--- START OF Supplied information ---

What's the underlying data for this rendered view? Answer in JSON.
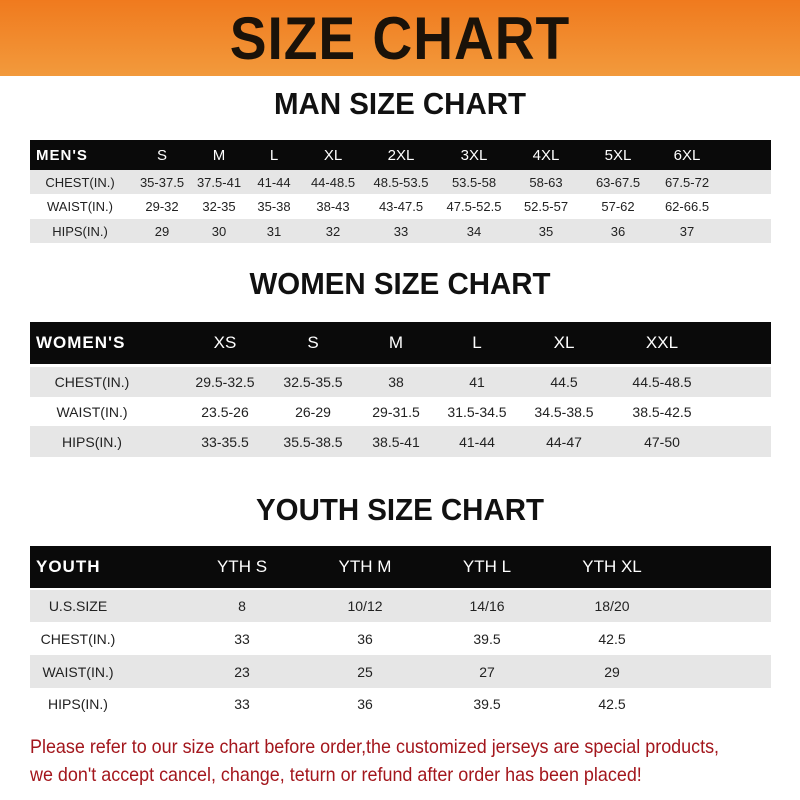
{
  "banner": {
    "title": "SIZE CHART",
    "color": "#f07a1e"
  },
  "men": {
    "title": "MAN SIZE CHART",
    "header": [
      "MEN'S",
      "S",
      "M",
      "L",
      "XL",
      "2XL",
      "3XL",
      "4XL",
      "5XL",
      "6XL"
    ],
    "rows": [
      [
        "CHEST(IN.)",
        "35-37.5",
        "37.5-41",
        "41-44",
        "44-48.5",
        "48.5-53.5",
        "53.5-58",
        "58-63",
        "63-67.5",
        "67.5-72"
      ],
      [
        "WAIST(IN.)",
        "29-32",
        "32-35",
        "35-38",
        "38-43",
        "43-47.5",
        "47.5-52.5",
        "52.5-57",
        "57-62",
        "62-66.5"
      ],
      [
        "HIPS(IN.)",
        "29",
        "30",
        "31",
        "32",
        "33",
        "34",
        "35",
        "36",
        "37"
      ]
    ]
  },
  "women": {
    "title": "WOMEN SIZE CHART",
    "header": [
      "WOMEN'S",
      "XS",
      "S",
      "M",
      "L",
      "XL",
      "XXL"
    ],
    "rows": [
      [
        "CHEST(IN.)",
        "29.5-32.5",
        "32.5-35.5",
        "38",
        "41",
        "44.5",
        "44.5-48.5"
      ],
      [
        "WAIST(IN.)",
        "23.5-26",
        "26-29",
        "29-31.5",
        "31.5-34.5",
        "34.5-38.5",
        "38.5-42.5"
      ],
      [
        "HIPS(IN.)",
        "33-35.5",
        "35.5-38.5",
        "38.5-41",
        "41-44",
        "44-47",
        "47-50"
      ]
    ]
  },
  "youth": {
    "title": "YOUTH SIZE CHART",
    "header": [
      "YOUTH",
      "YTH S",
      "YTH M",
      "YTH L",
      "YTH XL"
    ],
    "rows": [
      [
        "U.S.SIZE",
        "8",
        "10/12",
        "14/16",
        "18/20"
      ],
      [
        "CHEST(IN.)",
        "33",
        "36",
        "39.5",
        "42.5"
      ],
      [
        "WAIST(IN.)",
        "23",
        "25",
        "27",
        "29"
      ],
      [
        "HIPS(IN.)",
        "33",
        "36",
        "39.5",
        "42.5"
      ]
    ]
  },
  "note": {
    "line1": "Please refer to our size chart before order,the customized jerseys are special products,",
    "line2": "we don't accept cancel, change, teturn or refund after order has been placed!",
    "color": "#a3161c"
  }
}
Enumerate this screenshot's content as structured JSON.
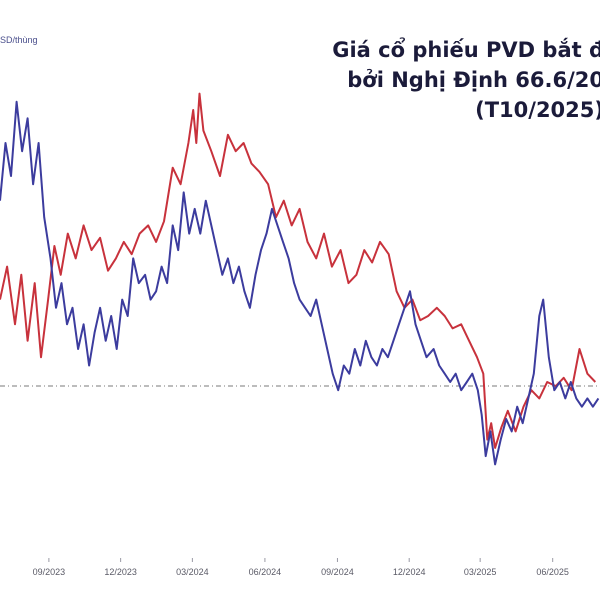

--- END OF Supplied information ---

Write out each line again precisely as it appears, skipping every picture.

What's the underlying data for this rendered view? Answer in JSON.
{
  "banner": {
    "title": "SIZE CHART",
    "color": "#f07a1e"
  },
  "men": {
    "title": "MAN SIZE CHART",
    "header": [
      "MEN'S",
      "S",
      "M",
      "L",
      "XL",
      "2XL",
      "3XL",
      "4XL",
      "5XL",
      "6XL"
    ],
    "rows": [
      [
        "CHEST(IN.)",
        "35-37.5",
        "37.5-41",
        "41-44",
        "44-48.5",
        "48.5-53.5",
        "53.5-58",
        "58-63",
        "63-67.5",
        "67.5-72"
      ],
      [
        "WAIST(IN.)",
        "29-32",
        "32-35",
        "35-38",
        "38-43",
        "43-47.5",
        "47.5-52.5",
        "52.5-57",
        "57-62",
        "62-66.5"
      ],
      [
        "HIPS(IN.)",
        "29",
        "30",
        "31",
        "32",
        "33",
        "34",
        "35",
        "36",
        "37"
      ]
    ]
  },
  "women": {
    "title": "WOMEN SIZE CHART",
    "header": [
      "WOMEN'S",
      "XS",
      "S",
      "M",
      "L",
      "XL",
      "XXL"
    ],
    "rows": [
      [
        "CHEST(IN.)",
        "29.5-32.5",
        "32.5-35.5",
        "38",
        "41",
        "44.5",
        "44.5-48.5"
      ],
      [
        "WAIST(IN.)",
        "23.5-26",
        "26-29",
        "29-31.5",
        "31.5-34.5",
        "34.5-38.5",
        "38.5-42.5"
      ],
      [
        "HIPS(IN.)",
        "33-35.5",
        "35.5-38.5",
        "38.5-41",
        "41-44",
        "44-47",
        "47-50"
      ]
    ]
  },
  "youth": {
    "title": "YOUTH SIZE CHART",
    "header": [
      "YOUTH",
      "YTH S",
      "YTH M",
      "YTH L",
      "YTH XL"
    ],
    "rows": [
      [
        "U.S.SIZE",
        "8",
        "10/12",
        "14/16",
        "18/20"
      ],
      [
        "CHEST(IN.)",
        "33",
        "36",
        "39.5",
        "42.5"
      ],
      [
        "WAIST(IN.)",
        "23",
        "25",
        "27",
        "29"
      ],
      [
        "HIPS(IN.)",
        "33",
        "36",
        "39.5",
        "42.5"
      ]
    ]
  },
  "note": {
    "line1": "Please refer to our size chart before order,the customized jerseys are special products,",
    "line2": "we don't accept cancel, change, teturn or refund after order has been placed!",
    "color": "#a3161c"
  }
}
Enumerate this screenshot's content as structured JSON.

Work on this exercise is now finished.